***** Stored data *****
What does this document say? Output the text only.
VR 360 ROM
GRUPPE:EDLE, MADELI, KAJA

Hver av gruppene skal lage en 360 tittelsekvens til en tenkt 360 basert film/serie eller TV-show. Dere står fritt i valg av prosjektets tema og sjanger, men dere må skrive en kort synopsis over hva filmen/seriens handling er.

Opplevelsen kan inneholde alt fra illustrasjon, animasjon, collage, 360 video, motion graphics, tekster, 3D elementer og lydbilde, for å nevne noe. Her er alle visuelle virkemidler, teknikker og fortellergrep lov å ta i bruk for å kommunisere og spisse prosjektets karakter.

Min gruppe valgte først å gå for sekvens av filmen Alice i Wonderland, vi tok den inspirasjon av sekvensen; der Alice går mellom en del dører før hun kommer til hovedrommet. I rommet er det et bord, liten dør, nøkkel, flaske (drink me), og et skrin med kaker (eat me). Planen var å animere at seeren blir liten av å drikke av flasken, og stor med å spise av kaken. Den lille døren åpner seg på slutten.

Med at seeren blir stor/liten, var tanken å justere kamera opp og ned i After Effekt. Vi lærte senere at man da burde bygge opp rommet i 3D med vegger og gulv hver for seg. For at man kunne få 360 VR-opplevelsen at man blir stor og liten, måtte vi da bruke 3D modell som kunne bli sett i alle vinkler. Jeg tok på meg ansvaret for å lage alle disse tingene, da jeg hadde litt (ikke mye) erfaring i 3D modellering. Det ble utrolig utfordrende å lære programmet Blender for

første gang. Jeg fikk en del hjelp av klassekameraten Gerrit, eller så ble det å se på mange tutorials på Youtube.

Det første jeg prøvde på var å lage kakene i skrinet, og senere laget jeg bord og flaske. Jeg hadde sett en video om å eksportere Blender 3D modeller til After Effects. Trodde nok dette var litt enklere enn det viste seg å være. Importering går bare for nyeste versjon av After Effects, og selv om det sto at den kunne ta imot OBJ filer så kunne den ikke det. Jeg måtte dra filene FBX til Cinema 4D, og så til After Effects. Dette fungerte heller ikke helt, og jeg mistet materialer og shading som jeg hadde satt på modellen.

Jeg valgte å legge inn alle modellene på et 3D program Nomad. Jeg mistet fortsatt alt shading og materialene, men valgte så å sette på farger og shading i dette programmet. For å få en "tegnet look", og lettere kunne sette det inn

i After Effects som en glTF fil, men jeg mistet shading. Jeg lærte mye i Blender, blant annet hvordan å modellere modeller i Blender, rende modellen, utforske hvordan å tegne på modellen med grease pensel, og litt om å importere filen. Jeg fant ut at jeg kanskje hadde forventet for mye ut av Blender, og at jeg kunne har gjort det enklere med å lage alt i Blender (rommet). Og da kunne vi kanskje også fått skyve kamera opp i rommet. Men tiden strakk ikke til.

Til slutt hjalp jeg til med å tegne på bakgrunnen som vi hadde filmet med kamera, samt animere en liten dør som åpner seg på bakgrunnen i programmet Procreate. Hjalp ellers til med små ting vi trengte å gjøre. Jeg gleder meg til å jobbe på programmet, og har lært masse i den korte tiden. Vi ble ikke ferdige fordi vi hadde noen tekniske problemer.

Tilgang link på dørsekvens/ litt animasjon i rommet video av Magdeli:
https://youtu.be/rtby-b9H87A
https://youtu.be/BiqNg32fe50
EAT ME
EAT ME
*****
What the exercise asks:
Select all lines in the listing that include the word "animasjon".

Solution to this exercise:
Opplevelsen kan inneholde alt fra illustrasjon, animasjon, collage, 360 video, motion graphics, tekster, 3D elementer og lydbilde, for å nevne noe. Her er alle visuelle virkemidler, teknikker og fortellergrep lov å ta i bruk for å kommunisere og spisse prosjektets karakter.
Tilgang link på dørsekvens/ litt animasjon i rommet video av Magdeli:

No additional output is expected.